_EXERCISE_:
Reproduce the lines of the material exactly, excluding every image.

_RECORDS FOR THE EXERCISE_:
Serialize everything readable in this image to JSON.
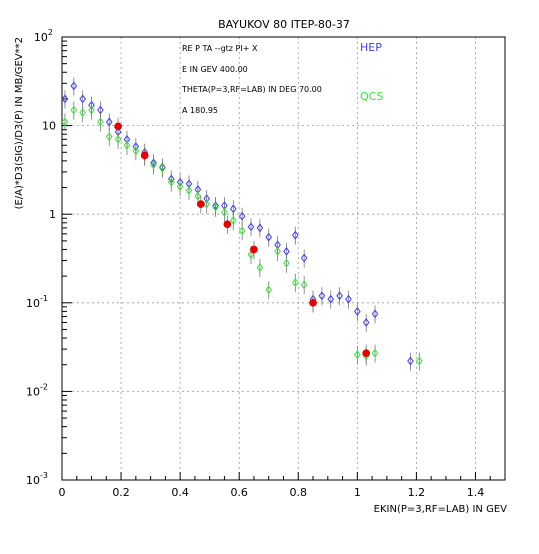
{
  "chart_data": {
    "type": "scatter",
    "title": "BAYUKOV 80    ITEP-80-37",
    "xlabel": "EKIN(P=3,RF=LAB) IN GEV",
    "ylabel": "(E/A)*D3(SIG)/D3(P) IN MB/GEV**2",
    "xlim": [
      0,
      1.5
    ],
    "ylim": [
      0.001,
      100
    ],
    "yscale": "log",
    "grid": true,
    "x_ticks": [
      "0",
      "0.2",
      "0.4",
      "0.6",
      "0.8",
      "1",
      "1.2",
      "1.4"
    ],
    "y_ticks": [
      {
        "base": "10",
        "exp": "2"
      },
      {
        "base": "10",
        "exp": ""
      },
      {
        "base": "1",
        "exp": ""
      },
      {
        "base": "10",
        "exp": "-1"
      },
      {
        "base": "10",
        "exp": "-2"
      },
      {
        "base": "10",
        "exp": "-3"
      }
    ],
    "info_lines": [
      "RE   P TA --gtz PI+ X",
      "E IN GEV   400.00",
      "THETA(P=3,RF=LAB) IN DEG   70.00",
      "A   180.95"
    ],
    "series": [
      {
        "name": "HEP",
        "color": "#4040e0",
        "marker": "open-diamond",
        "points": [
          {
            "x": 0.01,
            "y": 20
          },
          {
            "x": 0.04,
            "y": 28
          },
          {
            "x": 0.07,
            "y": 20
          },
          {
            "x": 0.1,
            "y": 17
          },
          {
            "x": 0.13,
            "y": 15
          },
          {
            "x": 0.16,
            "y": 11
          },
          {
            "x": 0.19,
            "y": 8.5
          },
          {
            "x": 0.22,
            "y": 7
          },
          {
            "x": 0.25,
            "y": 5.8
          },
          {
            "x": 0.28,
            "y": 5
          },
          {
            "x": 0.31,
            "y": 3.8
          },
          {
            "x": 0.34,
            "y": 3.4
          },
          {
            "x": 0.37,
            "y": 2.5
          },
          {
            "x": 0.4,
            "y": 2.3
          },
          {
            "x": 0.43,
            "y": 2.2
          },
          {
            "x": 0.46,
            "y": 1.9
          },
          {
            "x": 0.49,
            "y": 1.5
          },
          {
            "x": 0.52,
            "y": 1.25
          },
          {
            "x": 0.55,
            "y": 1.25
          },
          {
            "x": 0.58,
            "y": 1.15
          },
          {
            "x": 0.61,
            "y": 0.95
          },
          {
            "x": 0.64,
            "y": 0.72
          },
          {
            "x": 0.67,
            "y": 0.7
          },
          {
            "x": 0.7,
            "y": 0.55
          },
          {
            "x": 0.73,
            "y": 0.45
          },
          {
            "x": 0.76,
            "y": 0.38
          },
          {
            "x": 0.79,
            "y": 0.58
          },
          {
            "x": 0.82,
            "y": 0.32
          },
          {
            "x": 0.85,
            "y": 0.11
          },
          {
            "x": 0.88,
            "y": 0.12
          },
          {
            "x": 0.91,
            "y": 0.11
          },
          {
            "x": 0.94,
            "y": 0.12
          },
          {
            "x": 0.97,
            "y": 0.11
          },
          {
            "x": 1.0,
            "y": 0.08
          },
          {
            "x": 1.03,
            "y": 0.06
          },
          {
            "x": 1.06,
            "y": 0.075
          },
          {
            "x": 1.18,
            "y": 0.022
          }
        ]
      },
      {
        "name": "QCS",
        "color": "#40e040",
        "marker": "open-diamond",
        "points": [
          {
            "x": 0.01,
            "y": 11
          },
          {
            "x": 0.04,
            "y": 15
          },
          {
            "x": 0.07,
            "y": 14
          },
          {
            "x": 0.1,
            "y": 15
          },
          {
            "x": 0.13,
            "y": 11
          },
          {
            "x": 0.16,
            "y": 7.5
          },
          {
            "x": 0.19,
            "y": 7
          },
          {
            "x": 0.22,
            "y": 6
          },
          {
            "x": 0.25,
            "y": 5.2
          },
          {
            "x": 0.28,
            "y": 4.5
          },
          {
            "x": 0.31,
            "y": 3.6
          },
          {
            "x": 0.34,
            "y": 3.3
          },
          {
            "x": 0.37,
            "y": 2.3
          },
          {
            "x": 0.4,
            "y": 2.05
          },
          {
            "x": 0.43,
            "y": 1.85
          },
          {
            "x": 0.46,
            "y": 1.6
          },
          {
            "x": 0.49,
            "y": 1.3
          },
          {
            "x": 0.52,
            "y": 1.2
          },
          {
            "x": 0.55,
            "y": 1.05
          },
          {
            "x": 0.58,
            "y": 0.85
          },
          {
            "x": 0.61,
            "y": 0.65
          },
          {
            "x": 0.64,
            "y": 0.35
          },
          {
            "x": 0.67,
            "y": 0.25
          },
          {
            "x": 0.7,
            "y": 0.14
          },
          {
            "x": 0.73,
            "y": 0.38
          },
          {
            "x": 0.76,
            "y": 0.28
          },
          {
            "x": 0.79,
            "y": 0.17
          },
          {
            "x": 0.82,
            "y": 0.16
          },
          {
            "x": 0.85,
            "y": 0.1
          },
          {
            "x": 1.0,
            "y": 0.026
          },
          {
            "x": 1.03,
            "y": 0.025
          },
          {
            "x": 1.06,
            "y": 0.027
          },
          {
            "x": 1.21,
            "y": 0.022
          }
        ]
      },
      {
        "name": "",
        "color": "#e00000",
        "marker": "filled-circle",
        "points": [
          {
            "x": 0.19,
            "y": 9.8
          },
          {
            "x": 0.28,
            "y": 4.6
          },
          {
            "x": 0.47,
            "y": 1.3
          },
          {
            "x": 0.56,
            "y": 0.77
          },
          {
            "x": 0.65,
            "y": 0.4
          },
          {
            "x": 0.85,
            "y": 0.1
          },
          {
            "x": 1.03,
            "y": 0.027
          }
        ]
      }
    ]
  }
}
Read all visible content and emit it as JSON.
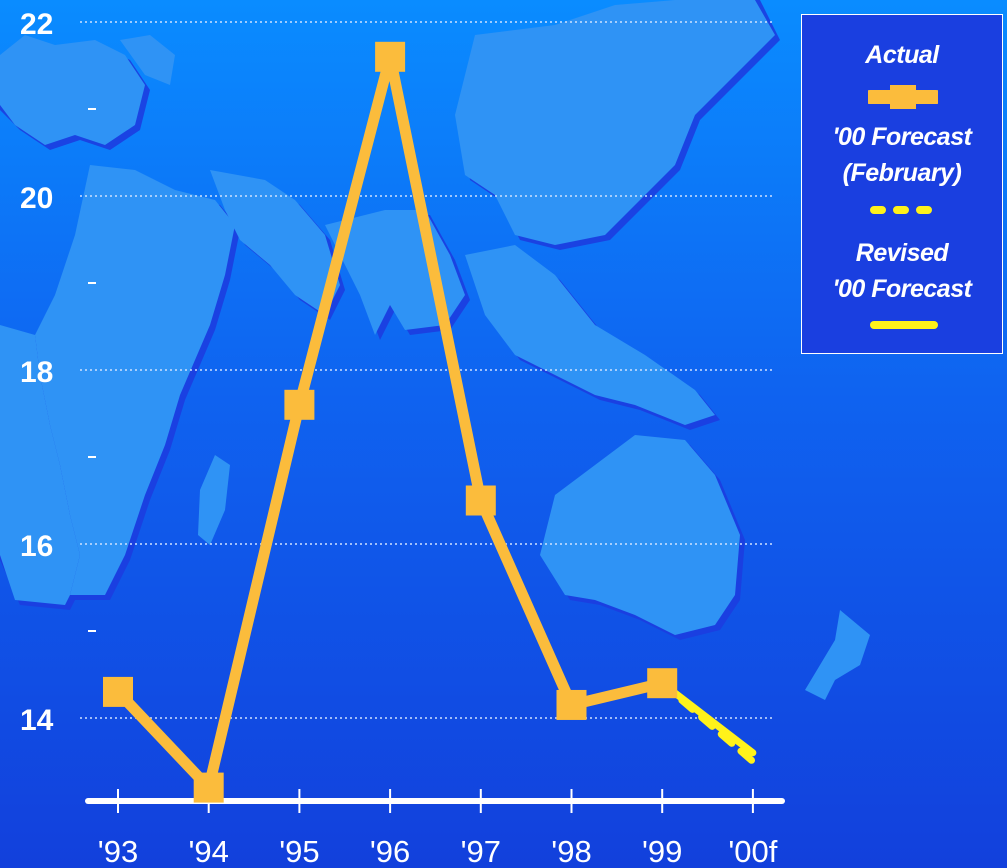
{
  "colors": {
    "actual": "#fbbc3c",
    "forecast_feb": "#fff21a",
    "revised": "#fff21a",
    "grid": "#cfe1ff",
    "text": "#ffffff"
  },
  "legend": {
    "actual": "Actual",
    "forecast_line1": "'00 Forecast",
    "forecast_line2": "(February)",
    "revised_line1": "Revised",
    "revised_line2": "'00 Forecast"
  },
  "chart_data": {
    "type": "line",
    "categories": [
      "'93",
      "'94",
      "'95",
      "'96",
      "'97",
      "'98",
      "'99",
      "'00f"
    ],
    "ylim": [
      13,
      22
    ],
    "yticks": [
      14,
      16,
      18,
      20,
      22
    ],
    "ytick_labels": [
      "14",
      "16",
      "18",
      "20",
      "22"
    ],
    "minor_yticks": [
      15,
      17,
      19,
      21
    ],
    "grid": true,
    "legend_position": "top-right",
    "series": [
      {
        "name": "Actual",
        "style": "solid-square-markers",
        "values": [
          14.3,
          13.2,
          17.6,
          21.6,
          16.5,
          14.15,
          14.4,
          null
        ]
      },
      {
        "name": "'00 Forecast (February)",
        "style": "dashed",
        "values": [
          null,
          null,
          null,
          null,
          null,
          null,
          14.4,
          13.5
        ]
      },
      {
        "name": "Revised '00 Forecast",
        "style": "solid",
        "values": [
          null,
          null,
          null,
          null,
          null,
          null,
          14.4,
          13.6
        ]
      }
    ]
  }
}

_RESPONSE TO THE TASK_:
Serialize everything readable in this image to JSON.
{
  "chart_data": {
    "type": "scatter",
    "title": "BAYUKOV 80    ITEP-80-37",
    "xlabel": "EKIN(P=3,RF=LAB) IN GEV",
    "ylabel": "(E/A)*D3(SIG)/D3(P) IN MB/GEV**2",
    "xlim": [
      0,
      1.5
    ],
    "ylim": [
      0.001,
      100
    ],
    "yscale": "log",
    "grid": true,
    "x_ticks": [
      "0",
      "0.2",
      "0.4",
      "0.6",
      "0.8",
      "1",
      "1.2",
      "1.4"
    ],
    "y_ticks": [
      {
        "base": "10",
        "exp": "2"
      },
      {
        "base": "10",
        "exp": ""
      },
      {
        "base": "1",
        "exp": ""
      },
      {
        "base": "10",
        "exp": "-1"
      },
      {
        "base": "10",
        "exp": "-2"
      },
      {
        "base": "10",
        "exp": "-3"
      }
    ],
    "info_lines": [
      "RE   P TA --gtz PI+ X",
      "E IN GEV   400.00",
      "THETA(P=3,RF=LAB) IN DEG   70.00",
      "A   180.95"
    ],
    "series": [
      {
        "name": "HEP",
        "color": "#4040e0",
        "marker": "open-diamond",
        "points": [
          {
            "x": 0.01,
            "y": 20
          },
          {
            "x": 0.04,
            "y": 28
          },
          {
            "x": 0.07,
            "y": 20
          },
          {
            "x": 0.1,
            "y": 17
          },
          {
            "x": 0.13,
            "y": 15
          },
          {
            "x": 0.16,
            "y": 11
          },
          {
            "x": 0.19,
            "y": 8.5
          },
          {
            "x": 0.22,
            "y": 7
          },
          {
            "x": 0.25,
            "y": 5.8
          },
          {
            "x": 0.28,
            "y": 5
          },
          {
            "x": 0.31,
            "y": 3.8
          },
          {
            "x": 0.34,
            "y": 3.4
          },
          {
            "x": 0.37,
            "y": 2.5
          },
          {
            "x": 0.4,
            "y": 2.3
          },
          {
            "x": 0.43,
            "y": 2.2
          },
          {
            "x": 0.46,
            "y": 1.9
          },
          {
            "x": 0.49,
            "y": 1.5
          },
          {
            "x": 0.52,
            "y": 1.25
          },
          {
            "x": 0.55,
            "y": 1.25
          },
          {
            "x": 0.58,
            "y": 1.15
          },
          {
            "x": 0.61,
            "y": 0.95
          },
          {
            "x": 0.64,
            "y": 0.72
          },
          {
            "x": 0.67,
            "y": 0.7
          },
          {
            "x": 0.7,
            "y": 0.55
          },
          {
            "x": 0.73,
            "y": 0.45
          },
          {
            "x": 0.76,
            "y": 0.38
          },
          {
            "x": 0.79,
            "y": 0.58
          },
          {
            "x": 0.82,
            "y": 0.32
          },
          {
            "x": 0.85,
            "y": 0.11
          },
          {
            "x": 0.88,
            "y": 0.12
          },
          {
            "x": 0.91,
            "y": 0.11
          },
          {
            "x": 0.94,
            "y": 0.12
          },
          {
            "x": 0.97,
            "y": 0.11
          },
          {
            "x": 1.0,
            "y": 0.08
          },
          {
            "x": 1.03,
            "y": 0.06
          },
          {
            "x": 1.06,
            "y": 0.075
          },
          {
            "x": 1.18,
            "y": 0.022
          }
        ]
      },
      {
        "name": "QCS",
        "color": "#40e040",
        "marker": "open-diamond",
        "points": [
          {
            "x": 0.01,
            "y": 11
          },
          {
            "x": 0.04,
            "y": 15
          },
          {
            "x": 0.07,
            "y": 14
          },
          {
            "x": 0.1,
            "y": 15
          },
          {
            "x": 0.13,
            "y": 11
          },
          {
            "x": 0.16,
            "y": 7.5
          },
          {
            "x": 0.19,
            "y": 7
          },
          {
            "x": 0.22,
            "y": 6
          },
          {
            "x": 0.25,
            "y": 5.2
          },
          {
            "x": 0.28,
            "y": 4.5
          },
          {
            "x": 0.31,
            "y": 3.6
          },
          {
            "x": 0.34,
            "y": 3.3
          },
          {
            "x": 0.37,
            "y": 2.3
          },
          {
            "x": 0.4,
            "y": 2.05
          },
          {
            "x": 0.43,
            "y": 1.85
          },
          {
            "x": 0.46,
            "y": 1.6
          },
          {
            "x": 0.49,
            "y": 1.3
          },
          {
            "x": 0.52,
            "y": 1.2
          },
          {
            "x": 0.55,
            "y": 1.05
          },
          {
            "x": 0.58,
            "y": 0.85
          },
          {
            "x": 0.61,
            "y": 0.65
          },
          {
            "x": 0.64,
            "y": 0.35
          },
          {
            "x": 0.67,
            "y": 0.25
          },
          {
            "x": 0.7,
            "y": 0.14
          },
          {
            "x": 0.73,
            "y": 0.38
          },
          {
            "x": 0.76,
            "y": 0.28
          },
          {
            "x": 0.79,
            "y": 0.17
          },
          {
            "x": 0.82,
            "y": 0.16
          },
          {
            "x": 0.85,
            "y": 0.1
          },
          {
            "x": 1.0,
            "y": 0.026
          },
          {
            "x": 1.03,
            "y": 0.025
          },
          {
            "x": 1.06,
            "y": 0.027
          },
          {
            "x": 1.21,
            "y": 0.022
          }
        ]
      },
      {
        "name": "",
        "color": "#e00000",
        "marker": "filled-circle",
        "points": [
          {
            "x": 0.19,
            "y": 9.8
          },
          {
            "x": 0.28,
            "y": 4.6
          },
          {
            "x": 0.47,
            "y": 1.3
          },
          {
            "x": 0.56,
            "y": 0.77
          },
          {
            "x": 0.65,
            "y": 0.4
          },
          {
            "x": 0.85,
            "y": 0.1
          },
          {
            "x": 1.03,
            "y": 0.027
          }
        ]
      }
    ]
  }
}
Read all visible content and emit it as JSON.
{
  "colors": {
    "actual": "#fbbc3c",
    "forecast_feb": "#fff21a",
    "revised": "#fff21a",
    "grid": "#cfe1ff",
    "text": "#ffffff"
  },
  "legend": {
    "actual": "Actual",
    "forecast_line1": "'00 Forecast",
    "forecast_line2": "(February)",
    "revised_line1": "Revised",
    "revised_line2": "'00 Forecast"
  },
  "chart_data": {
    "type": "line",
    "categories": [
      "'93",
      "'94",
      "'95",
      "'96",
      "'97",
      "'98",
      "'99",
      "'00f"
    ],
    "ylim": [
      13,
      22
    ],
    "yticks": [
      14,
      16,
      18,
      20,
      22
    ],
    "ytick_labels": [
      "14",
      "16",
      "18",
      "20",
      "22"
    ],
    "minor_yticks": [
      15,
      17,
      19,
      21
    ],
    "grid": true,
    "legend_position": "top-right",
    "series": [
      {
        "name": "Actual",
        "style": "solid-square-markers",
        "values": [
          14.3,
          13.2,
          17.6,
          21.6,
          16.5,
          14.15,
          14.4,
          null
        ]
      },
      {
        "name": "'00 Forecast (February)",
        "style": "dashed",
        "values": [
          null,
          null,
          null,
          null,
          null,
          null,
          14.4,
          13.5
        ]
      },
      {
        "name": "Revised '00 Forecast",
        "style": "solid",
        "values": [
          null,
          null,
          null,
          null,
          null,
          null,
          14.4,
          13.6
        ]
      }
    ]
  }
}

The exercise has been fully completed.